··· Supplied entries ···
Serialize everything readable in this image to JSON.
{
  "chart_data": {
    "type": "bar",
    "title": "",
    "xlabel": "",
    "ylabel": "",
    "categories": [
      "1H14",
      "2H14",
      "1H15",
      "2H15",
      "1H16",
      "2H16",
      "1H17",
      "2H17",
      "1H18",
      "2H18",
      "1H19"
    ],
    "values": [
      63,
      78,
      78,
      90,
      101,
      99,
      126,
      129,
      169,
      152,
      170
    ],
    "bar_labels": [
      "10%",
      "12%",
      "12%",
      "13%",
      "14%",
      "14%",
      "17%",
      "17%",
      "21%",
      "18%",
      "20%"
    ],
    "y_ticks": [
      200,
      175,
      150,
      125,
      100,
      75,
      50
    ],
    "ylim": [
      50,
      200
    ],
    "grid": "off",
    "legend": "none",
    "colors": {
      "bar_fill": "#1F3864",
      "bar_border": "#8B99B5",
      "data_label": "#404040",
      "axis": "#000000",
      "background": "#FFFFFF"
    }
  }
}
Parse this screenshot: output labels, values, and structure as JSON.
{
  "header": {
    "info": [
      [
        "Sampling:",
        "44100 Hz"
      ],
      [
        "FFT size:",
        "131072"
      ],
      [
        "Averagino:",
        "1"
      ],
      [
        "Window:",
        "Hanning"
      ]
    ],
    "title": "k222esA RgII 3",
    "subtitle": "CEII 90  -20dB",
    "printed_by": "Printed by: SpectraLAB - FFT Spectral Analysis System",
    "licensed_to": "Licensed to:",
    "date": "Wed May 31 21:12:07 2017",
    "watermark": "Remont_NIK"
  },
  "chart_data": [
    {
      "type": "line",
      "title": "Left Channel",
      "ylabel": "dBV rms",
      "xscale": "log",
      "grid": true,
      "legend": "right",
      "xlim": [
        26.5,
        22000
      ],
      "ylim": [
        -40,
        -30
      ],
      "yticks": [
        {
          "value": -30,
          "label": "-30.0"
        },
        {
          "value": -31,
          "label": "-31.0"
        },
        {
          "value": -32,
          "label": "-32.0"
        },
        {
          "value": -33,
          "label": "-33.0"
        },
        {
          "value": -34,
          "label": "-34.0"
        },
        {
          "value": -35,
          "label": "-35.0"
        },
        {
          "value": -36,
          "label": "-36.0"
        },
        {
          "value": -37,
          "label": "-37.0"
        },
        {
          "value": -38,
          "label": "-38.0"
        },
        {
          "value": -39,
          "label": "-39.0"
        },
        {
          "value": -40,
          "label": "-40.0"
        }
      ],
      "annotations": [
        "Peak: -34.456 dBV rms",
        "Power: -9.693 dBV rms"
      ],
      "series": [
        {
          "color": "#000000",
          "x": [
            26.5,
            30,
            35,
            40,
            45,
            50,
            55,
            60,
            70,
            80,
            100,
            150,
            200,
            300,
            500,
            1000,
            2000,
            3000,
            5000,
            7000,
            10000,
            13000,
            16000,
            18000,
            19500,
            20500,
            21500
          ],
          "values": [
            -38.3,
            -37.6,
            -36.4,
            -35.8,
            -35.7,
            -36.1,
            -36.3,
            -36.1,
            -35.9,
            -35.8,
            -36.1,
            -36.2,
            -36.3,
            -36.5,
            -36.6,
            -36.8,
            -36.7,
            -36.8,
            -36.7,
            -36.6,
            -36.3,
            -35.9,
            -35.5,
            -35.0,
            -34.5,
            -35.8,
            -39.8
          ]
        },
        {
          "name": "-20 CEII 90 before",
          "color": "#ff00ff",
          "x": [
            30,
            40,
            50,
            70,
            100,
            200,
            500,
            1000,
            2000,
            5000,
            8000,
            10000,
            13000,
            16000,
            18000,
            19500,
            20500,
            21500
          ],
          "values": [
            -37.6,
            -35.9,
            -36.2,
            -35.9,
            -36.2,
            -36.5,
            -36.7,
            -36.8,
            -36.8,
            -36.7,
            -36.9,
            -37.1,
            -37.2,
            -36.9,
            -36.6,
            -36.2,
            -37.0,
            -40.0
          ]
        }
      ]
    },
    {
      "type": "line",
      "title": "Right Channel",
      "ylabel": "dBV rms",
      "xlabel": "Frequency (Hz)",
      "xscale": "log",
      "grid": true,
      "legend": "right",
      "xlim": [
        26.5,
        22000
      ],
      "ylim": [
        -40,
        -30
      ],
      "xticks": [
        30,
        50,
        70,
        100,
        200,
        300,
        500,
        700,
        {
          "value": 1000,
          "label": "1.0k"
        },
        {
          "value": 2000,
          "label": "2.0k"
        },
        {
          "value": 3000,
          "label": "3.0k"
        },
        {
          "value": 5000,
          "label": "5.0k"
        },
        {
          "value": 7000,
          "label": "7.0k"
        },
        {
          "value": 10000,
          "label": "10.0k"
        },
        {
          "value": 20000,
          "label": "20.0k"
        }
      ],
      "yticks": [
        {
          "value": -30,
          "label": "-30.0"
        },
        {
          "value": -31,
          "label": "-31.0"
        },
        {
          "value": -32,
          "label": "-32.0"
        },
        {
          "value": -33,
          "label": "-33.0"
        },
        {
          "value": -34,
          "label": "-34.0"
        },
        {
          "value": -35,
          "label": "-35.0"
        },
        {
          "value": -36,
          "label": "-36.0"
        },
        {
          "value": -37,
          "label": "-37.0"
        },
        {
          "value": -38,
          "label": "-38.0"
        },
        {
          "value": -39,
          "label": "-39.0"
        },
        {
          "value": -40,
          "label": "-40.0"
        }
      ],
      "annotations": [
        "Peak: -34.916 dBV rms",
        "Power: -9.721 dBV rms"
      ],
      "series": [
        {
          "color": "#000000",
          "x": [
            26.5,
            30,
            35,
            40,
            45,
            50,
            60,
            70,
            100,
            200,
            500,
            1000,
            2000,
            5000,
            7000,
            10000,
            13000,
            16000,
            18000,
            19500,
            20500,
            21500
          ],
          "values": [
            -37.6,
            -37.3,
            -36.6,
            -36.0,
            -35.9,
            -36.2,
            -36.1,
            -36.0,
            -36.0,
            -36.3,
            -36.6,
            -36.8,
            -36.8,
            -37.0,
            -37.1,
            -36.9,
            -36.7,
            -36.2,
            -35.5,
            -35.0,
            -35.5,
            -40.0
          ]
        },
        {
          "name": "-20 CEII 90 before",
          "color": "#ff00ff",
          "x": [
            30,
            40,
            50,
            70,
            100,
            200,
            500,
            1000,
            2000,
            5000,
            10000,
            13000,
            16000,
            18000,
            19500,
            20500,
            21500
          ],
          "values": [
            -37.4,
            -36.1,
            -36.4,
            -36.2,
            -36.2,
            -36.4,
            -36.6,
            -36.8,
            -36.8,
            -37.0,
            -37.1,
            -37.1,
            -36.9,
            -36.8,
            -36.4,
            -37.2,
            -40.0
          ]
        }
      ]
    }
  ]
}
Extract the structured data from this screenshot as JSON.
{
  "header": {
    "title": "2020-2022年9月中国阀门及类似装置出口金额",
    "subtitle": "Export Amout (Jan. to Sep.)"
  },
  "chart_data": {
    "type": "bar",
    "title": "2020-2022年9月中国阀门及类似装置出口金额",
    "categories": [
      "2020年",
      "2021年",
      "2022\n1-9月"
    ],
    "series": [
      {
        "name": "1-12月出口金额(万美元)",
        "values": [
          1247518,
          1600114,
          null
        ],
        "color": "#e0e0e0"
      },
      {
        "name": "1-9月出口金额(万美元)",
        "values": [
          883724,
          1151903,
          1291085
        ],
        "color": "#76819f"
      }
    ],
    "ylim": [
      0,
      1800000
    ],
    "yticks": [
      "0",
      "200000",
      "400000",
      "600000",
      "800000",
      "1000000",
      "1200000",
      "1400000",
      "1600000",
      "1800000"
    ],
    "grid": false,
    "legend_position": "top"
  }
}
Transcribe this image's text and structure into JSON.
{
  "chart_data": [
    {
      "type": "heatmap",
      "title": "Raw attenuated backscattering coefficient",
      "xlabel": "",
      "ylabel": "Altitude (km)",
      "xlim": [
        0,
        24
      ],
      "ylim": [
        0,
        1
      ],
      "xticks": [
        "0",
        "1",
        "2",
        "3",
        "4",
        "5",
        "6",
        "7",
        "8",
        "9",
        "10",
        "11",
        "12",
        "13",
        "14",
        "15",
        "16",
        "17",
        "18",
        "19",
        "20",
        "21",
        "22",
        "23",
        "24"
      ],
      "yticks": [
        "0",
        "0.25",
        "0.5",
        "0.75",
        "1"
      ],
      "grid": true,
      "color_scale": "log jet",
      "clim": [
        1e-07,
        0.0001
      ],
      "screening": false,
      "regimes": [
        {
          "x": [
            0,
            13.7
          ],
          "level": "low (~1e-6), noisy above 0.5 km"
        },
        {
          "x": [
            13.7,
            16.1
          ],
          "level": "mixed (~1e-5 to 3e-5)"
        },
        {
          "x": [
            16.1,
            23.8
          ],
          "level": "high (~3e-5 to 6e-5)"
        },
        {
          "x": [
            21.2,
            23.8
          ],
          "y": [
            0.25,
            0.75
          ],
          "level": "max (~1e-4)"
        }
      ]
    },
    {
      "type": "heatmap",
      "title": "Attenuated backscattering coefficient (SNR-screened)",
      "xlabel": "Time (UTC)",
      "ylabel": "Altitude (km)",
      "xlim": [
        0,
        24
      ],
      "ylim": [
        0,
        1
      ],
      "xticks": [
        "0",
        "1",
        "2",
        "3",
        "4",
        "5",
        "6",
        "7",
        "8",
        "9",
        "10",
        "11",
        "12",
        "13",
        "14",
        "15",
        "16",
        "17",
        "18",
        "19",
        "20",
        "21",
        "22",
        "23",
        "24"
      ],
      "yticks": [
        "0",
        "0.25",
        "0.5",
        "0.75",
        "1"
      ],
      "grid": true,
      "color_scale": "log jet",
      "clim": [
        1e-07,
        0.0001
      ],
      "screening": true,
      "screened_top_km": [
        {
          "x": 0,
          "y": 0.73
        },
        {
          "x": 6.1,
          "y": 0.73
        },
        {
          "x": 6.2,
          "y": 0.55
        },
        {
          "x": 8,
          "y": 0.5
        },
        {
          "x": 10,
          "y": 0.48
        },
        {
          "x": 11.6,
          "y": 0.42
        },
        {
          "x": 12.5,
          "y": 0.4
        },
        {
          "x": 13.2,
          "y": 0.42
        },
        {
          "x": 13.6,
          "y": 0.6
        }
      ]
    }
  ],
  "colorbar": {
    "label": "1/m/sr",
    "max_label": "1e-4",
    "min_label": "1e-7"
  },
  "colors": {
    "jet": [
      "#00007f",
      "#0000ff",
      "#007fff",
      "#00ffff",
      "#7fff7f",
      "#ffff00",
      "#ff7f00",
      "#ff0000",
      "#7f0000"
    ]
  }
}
···
What this task involves
Identify each line of the material where the word "Channel" shows up, and copy it.

Worked answer
      "title": "Left Channel",
      "title": "Right Channel",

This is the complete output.